To do:
1. According to the article on the Prometheus 2.9 release, why can Prometheus now tell empty labels apart from non-existing ones in Kubernetes? Answer in one to three sentences.
2. Could you write what comes next in the article on the Prometheus 2.9 release, picking up after its final sentence?

Exercise text:

━━━━━━

Prometheus 2.9 leaves time series issues behind, improves service discovery

Prometheus 2.9 leaves time series issues behind, improves service discovery

The team behind monitoring and alerting toolkit Prometheus have improved cooperation with Kubernetes and OpenStack, amongst other gems with their latest release.

Prometheus 2.9 can now differentiate between empty and non-existing labels in Kubernetes, since service discovery now has additional metadata for those cases available. Thanks to a change in the service discovery for Consul, developers making use of HashiCorp’s SD tool in combination with Prometheus can specify multiple tags in a request.

Version 2.9 sees the addition of ProjectID and UserID meta labels to the OpenStack SD configuration and support for POST at the series endpoint with PUT been added as a supported method for the Lifecycle and Admin APIs – something that can be helpful for reloading.

Other enhancements include the automatic loading of cert files from the disk, using a fixed length millisecond timestamp format for logs, as well as performance improvements for posting.

Issues introduced in 2.8, such as the “unknown series references” warning at startup and the missing time series when reading remotely from the WAL, have remediated with 2.9

Other fixes include the ability for the promtool to resolve relative paths in alert test files, and something that makes the system more resilient to machine crashes. Other than that, scrapes are now staggered across Prometheus servers and not just within a single one, and a honor_timestamps option can be used to handle targets producing problematic timestamps.

━━━━━━

Record set:
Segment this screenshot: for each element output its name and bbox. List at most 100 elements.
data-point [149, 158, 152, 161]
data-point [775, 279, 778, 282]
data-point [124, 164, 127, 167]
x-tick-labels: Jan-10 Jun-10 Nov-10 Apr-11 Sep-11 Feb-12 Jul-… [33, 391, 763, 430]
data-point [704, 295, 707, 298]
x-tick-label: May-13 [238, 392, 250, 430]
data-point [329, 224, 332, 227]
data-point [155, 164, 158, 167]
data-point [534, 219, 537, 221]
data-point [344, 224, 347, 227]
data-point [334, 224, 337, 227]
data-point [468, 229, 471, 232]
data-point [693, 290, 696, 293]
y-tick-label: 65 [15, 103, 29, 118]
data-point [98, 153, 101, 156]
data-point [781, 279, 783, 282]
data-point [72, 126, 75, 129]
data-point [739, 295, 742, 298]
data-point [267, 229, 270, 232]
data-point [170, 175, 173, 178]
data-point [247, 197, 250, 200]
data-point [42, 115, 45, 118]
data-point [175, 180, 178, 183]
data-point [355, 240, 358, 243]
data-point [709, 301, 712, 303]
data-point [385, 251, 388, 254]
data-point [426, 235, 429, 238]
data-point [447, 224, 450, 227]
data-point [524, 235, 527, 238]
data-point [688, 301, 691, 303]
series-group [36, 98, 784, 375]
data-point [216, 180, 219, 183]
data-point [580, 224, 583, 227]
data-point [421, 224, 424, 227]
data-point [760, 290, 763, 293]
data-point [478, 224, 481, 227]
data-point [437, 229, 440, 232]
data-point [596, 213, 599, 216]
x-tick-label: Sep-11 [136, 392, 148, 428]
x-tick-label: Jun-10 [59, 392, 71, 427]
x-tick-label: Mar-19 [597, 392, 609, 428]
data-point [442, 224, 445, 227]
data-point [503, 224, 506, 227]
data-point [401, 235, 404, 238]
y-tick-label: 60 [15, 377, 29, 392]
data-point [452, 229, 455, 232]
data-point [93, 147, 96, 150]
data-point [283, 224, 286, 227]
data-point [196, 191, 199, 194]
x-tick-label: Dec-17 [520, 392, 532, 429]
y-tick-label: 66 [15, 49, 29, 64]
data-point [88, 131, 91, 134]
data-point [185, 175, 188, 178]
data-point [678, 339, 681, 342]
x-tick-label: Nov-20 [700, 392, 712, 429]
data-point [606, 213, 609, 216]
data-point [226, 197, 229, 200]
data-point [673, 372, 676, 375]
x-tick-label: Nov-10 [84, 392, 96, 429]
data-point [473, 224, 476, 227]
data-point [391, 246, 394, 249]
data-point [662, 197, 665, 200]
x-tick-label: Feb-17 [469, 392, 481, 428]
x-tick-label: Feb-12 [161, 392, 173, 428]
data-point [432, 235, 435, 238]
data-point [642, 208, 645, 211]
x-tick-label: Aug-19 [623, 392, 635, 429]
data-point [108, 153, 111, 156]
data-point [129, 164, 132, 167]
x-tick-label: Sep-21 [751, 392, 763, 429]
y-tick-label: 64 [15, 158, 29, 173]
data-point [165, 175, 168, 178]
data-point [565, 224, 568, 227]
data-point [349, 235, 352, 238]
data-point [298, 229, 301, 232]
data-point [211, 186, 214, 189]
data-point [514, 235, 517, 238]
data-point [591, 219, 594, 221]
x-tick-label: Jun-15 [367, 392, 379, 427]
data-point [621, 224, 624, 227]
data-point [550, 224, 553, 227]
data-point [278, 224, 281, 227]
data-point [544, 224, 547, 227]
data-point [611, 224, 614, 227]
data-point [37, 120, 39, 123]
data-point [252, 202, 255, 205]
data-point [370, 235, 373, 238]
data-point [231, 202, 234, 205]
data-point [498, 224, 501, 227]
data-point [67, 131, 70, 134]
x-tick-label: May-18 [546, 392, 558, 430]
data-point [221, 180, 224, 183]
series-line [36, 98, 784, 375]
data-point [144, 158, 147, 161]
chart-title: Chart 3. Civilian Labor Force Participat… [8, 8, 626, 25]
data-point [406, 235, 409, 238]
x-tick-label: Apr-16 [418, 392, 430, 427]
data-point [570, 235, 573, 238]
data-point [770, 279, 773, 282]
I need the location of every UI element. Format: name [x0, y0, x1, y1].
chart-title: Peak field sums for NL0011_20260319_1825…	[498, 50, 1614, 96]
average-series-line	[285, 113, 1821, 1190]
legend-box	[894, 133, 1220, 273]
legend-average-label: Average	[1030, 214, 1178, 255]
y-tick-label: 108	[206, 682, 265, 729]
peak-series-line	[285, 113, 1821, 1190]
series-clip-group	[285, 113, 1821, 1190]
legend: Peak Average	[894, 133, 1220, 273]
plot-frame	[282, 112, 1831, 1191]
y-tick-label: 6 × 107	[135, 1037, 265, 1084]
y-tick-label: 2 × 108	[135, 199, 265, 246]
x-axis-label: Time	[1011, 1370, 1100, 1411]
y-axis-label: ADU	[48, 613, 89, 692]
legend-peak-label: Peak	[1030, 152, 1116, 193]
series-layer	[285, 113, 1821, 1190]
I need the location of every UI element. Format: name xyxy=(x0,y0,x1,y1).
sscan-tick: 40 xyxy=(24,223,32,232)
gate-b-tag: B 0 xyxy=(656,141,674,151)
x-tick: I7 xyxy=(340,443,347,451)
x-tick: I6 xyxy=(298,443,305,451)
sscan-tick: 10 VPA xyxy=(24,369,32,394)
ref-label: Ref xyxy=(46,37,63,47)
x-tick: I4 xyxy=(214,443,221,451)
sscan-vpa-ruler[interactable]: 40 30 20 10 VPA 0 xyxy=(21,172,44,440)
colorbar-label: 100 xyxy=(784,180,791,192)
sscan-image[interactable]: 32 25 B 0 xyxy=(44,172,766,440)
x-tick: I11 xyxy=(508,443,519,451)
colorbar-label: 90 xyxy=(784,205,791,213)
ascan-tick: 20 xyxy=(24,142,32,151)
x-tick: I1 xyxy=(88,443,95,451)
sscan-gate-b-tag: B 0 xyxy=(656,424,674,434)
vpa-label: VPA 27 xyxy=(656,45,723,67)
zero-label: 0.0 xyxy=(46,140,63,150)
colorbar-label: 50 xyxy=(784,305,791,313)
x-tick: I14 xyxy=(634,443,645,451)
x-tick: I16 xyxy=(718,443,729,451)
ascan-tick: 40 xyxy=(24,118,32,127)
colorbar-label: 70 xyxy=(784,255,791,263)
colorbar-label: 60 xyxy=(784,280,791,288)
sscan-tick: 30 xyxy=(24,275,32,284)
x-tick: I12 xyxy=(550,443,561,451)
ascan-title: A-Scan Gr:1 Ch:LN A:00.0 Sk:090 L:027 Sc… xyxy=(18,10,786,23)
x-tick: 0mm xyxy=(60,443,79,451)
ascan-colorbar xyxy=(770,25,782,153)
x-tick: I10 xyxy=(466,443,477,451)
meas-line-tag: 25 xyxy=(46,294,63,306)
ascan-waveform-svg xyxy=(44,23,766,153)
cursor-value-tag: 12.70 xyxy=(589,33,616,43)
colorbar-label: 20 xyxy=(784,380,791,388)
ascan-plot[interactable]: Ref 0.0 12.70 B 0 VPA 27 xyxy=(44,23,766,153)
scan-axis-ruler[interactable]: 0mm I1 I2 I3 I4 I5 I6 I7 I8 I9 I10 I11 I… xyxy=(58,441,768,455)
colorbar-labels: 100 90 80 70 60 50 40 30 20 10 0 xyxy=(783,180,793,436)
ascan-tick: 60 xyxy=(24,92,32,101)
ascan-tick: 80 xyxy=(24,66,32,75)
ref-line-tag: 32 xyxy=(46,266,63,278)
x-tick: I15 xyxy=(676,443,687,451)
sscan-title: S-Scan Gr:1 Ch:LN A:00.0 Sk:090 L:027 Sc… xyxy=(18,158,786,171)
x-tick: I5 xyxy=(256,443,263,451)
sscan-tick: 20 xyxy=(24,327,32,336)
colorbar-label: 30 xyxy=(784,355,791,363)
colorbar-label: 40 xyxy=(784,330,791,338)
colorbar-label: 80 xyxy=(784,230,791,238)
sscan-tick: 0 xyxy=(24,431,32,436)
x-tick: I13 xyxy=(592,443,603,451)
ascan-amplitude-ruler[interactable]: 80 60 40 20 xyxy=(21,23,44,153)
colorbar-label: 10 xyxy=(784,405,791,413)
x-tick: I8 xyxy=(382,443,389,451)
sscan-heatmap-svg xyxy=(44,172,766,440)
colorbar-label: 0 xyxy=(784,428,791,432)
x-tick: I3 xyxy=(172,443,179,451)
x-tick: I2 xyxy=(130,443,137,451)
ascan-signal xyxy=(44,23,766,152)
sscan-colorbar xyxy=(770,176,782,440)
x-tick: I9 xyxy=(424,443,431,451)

━━━━━━

Answer list:
1. Kubernetes service discovery in Prometheus 2.9 now has additional metadata available for those cases.

2.
The complete list of changes can be found in the release notes of the project. Prometheus contributor Brian Brazil used the notes to make users aware that version 2.9 uses Go 1.12, which can mean that the memory occupied by the process is reported higher than usual. “However this is harmless and the memory is available to the kernel when it needs it,” Brazil noted.

Prometheus was initially developed at SoundCloud and is protected under the Apache License 2.0, with source code available via GitHub. The tool is one of the six projects that were able to graduate the Cloud Native Computing Foundation since the organisation’s inception in 2015. Prometheus users include Docker, DigitalOcean, and Ericsson.